EXERCISE PROMPT: Leave out any pictures and transcribe all other data below exactly.

━━━ EXERCISE INPUT

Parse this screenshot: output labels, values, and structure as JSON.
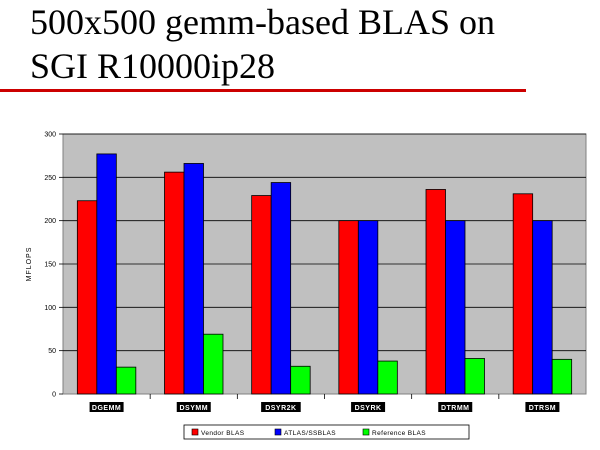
{
  "slide": {
    "title_line1": "500x500 gemm-based BLAS on",
    "title_line2": "SGI  R10000ip28",
    "rule_color": "#cc0000"
  },
  "chart_data": {
    "type": "bar",
    "categories": [
      "DGEMM",
      "DSYMM",
      "DSYR2K",
      "DSYRK",
      "DTRMM",
      "DTRSM"
    ],
    "series": [
      {
        "name": "Vendor BLAS",
        "color": "#ff0000",
        "values": [
          223,
          256,
          229,
          200,
          236,
          231
        ]
      },
      {
        "name": "ATLAS/SSBLAS",
        "color": "#0000ff",
        "values": [
          277,
          266,
          244,
          200,
          200,
          200
        ]
      },
      {
        "name": "Reference BLAS",
        "color": "#00ff00",
        "values": [
          31,
          69,
          32,
          38,
          41,
          40
        ]
      }
    ],
    "ylabel": "MFLOPS",
    "ylim": [
      0,
      300
    ],
    "yticks": [
      "0",
      "50",
      "100",
      "150",
      "200",
      "250",
      "300"
    ],
    "grid": true,
    "plot_background": "#c0c0c0",
    "legend_position": "bottom"
  }
}
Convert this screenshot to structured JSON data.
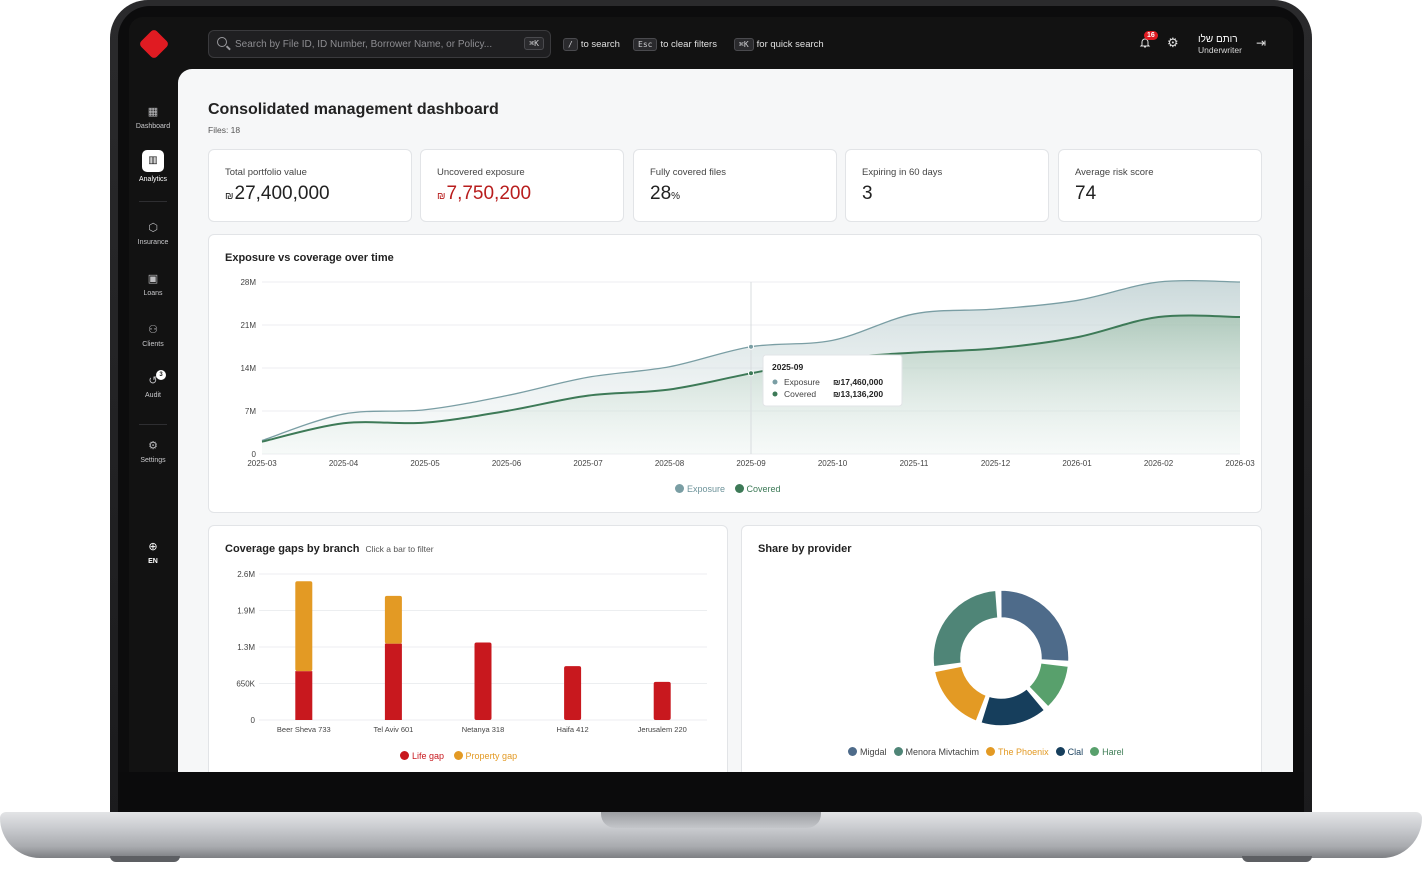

━━━━━━

THE ANSWER:
Parse this screenshot: output labels, values, and structure as JSON.
{
  "slide": {
    "title_line1": "500x500 gemm-based BLAS on",
    "title_line2": "SGI  R10000ip28",
    "rule_color": "#cc0000"
  },
  "chart_data": {
    "type": "bar",
    "categories": [
      "DGEMM",
      "DSYMM",
      "DSYR2K",
      "DSYRK",
      "DTRMM",
      "DTRSM"
    ],
    "series": [
      {
        "name": "Vendor BLAS",
        "color": "#ff0000",
        "values": [
          223,
          256,
          229,
          200,
          236,
          231
        ]
      },
      {
        "name": "ATLAS/SSBLAS",
        "color": "#0000ff",
        "values": [
          277,
          266,
          244,
          200,
          200,
          200
        ]
      },
      {
        "name": "Reference BLAS",
        "color": "#00ff00",
        "values": [
          31,
          69,
          32,
          38,
          41,
          40
        ]
      }
    ],
    "ylabel": "MFLOPS",
    "ylim": [
      0,
      300
    ],
    "yticks": [
      "0",
      "50",
      "100",
      "150",
      "200",
      "250",
      "300"
    ],
    "grid": true,
    "plot_background": "#c0c0c0",
    "legend_position": "bottom"
  }
}
Convert this screenshot to structured JSON data.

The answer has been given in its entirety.